### EXCERPTED DATA:

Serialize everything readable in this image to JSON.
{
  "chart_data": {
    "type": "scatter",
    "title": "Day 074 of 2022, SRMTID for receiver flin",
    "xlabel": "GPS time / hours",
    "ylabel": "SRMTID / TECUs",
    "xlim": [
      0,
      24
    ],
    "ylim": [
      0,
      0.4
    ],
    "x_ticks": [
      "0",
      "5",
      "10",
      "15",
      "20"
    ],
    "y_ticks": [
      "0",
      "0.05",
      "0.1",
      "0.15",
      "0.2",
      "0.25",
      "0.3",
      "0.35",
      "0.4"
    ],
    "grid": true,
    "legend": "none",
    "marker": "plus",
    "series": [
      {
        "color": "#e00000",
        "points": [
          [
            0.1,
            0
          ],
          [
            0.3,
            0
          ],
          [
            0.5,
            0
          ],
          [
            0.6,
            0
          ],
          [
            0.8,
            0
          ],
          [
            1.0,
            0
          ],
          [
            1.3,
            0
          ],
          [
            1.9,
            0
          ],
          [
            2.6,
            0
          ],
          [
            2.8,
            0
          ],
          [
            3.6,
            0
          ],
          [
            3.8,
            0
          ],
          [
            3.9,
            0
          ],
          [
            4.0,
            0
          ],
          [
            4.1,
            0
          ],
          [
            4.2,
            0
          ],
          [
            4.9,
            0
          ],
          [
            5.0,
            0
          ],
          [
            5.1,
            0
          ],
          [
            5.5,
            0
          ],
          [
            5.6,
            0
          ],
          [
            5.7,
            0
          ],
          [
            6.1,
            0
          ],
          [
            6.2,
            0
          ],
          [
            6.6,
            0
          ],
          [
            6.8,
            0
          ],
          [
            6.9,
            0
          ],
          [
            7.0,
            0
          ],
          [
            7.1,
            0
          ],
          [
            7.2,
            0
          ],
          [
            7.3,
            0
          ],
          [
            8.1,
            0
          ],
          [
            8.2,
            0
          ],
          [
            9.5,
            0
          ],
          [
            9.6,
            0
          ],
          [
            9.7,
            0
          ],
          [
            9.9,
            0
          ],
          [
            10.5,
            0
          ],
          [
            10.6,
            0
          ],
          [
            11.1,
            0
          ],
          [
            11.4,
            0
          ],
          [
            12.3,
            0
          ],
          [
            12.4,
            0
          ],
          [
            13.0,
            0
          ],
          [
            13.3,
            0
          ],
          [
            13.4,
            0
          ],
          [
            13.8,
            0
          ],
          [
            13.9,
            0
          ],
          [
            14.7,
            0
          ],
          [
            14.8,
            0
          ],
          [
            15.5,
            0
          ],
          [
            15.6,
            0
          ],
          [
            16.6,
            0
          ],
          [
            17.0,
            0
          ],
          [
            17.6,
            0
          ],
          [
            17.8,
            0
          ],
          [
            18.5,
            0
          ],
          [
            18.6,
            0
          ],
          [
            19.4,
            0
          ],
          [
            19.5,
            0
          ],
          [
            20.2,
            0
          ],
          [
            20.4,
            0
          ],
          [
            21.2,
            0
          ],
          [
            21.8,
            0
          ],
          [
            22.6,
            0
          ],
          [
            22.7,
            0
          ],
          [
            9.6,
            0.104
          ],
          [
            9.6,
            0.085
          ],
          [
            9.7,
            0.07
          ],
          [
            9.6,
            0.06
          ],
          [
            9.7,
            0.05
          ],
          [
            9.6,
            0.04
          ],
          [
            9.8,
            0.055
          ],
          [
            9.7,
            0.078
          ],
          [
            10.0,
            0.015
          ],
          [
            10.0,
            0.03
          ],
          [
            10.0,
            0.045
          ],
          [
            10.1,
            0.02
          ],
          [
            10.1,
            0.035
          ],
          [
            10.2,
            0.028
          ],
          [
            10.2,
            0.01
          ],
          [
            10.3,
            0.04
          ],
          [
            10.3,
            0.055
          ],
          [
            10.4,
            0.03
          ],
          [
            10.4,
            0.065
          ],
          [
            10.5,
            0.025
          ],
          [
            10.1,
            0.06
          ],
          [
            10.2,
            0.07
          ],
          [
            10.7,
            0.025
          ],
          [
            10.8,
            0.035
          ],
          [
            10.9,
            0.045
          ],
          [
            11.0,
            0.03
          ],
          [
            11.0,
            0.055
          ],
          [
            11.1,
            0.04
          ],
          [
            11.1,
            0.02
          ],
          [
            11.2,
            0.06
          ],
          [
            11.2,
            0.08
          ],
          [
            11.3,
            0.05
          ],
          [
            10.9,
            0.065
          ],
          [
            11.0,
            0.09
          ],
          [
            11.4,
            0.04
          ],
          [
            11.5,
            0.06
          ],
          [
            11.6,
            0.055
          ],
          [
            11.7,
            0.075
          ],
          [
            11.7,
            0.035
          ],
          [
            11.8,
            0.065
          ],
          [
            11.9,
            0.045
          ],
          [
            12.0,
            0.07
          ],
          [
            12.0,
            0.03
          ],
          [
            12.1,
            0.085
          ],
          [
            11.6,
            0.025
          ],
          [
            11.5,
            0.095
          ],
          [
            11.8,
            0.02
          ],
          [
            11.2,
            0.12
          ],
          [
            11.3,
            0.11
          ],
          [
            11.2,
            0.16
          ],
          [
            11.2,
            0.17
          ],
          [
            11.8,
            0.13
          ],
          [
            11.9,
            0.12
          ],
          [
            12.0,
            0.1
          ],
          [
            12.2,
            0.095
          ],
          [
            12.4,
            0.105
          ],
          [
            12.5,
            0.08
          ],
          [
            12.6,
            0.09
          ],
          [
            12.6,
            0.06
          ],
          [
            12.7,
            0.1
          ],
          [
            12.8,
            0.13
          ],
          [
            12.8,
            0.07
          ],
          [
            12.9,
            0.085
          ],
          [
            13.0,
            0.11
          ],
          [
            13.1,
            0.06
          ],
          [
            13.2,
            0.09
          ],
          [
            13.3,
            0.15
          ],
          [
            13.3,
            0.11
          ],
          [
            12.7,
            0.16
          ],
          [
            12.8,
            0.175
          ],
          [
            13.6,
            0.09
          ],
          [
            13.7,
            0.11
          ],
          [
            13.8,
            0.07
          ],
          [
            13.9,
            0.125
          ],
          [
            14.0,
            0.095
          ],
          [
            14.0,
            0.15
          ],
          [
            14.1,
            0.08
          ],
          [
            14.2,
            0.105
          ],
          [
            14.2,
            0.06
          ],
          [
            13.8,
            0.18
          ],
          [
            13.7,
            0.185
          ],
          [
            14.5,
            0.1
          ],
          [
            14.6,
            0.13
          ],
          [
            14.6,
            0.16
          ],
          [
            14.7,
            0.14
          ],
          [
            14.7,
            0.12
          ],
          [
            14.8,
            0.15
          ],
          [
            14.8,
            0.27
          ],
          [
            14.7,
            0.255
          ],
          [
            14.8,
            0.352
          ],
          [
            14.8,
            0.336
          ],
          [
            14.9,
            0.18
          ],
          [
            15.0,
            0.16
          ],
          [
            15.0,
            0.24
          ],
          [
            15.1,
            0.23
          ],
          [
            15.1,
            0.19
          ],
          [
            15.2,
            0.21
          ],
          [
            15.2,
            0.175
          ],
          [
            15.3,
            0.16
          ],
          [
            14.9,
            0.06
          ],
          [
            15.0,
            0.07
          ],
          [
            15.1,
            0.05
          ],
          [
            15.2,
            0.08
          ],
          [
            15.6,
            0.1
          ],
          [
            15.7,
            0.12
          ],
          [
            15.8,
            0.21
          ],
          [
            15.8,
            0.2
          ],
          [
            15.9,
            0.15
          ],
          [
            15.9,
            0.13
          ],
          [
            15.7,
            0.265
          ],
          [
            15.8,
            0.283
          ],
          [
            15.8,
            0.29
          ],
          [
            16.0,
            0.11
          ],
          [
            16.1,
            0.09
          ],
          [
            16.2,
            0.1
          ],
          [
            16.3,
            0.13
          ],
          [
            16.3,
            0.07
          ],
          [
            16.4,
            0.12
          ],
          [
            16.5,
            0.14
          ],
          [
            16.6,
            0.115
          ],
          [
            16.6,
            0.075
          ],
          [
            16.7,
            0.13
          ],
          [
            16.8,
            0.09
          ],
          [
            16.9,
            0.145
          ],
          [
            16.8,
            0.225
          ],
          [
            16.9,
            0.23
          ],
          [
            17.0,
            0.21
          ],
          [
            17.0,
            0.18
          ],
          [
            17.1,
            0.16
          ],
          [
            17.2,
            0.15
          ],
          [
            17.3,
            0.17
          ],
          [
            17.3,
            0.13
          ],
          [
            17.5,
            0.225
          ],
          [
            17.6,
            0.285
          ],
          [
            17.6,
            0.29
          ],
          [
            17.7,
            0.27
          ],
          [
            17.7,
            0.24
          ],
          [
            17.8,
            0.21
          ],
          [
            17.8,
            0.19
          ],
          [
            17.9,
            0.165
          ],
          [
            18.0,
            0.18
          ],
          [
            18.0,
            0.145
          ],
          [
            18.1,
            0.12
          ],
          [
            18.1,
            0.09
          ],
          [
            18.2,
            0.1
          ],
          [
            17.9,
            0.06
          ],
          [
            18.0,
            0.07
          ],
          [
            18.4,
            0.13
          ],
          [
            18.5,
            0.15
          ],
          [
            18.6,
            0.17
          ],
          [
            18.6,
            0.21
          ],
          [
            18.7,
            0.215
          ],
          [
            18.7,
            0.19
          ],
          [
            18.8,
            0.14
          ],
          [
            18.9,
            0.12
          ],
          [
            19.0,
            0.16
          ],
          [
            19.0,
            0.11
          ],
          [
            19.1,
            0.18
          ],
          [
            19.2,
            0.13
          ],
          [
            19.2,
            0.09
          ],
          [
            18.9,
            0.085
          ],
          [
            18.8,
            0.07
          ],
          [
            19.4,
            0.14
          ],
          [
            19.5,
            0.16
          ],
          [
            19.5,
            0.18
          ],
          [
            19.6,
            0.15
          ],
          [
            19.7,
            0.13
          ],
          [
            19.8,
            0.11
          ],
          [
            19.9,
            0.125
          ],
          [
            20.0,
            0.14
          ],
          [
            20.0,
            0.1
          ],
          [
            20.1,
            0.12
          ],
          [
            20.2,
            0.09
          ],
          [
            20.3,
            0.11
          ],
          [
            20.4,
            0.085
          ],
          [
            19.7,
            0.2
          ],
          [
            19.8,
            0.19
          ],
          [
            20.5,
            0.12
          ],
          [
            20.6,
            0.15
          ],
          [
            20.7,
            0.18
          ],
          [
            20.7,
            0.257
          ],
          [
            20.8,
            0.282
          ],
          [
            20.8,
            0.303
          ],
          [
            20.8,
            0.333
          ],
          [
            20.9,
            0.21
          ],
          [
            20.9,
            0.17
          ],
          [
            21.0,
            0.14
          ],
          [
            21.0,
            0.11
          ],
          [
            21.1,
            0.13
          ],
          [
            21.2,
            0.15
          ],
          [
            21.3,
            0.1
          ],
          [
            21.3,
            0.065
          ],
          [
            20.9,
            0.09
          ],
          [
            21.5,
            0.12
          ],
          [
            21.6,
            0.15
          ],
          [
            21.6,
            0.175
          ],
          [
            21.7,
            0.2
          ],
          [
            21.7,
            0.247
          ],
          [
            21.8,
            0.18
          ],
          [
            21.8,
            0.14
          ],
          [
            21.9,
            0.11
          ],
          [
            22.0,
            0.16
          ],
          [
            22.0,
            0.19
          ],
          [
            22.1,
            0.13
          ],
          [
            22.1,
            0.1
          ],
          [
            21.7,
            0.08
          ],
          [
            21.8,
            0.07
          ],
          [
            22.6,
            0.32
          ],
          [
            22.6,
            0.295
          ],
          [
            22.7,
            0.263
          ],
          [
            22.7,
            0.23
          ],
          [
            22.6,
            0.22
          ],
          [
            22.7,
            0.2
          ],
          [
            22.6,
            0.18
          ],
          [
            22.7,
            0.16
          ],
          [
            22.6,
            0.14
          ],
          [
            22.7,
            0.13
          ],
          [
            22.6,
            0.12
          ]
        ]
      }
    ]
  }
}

### WORK TO DO:
Pick out the lines containing the word "SRMTID" and show them.

### EXERCISE SOLUTION:
    "title": "Day 074 of 2022, SRMTID for receiver flin",
    "ylabel": "SRMTID / TECUs",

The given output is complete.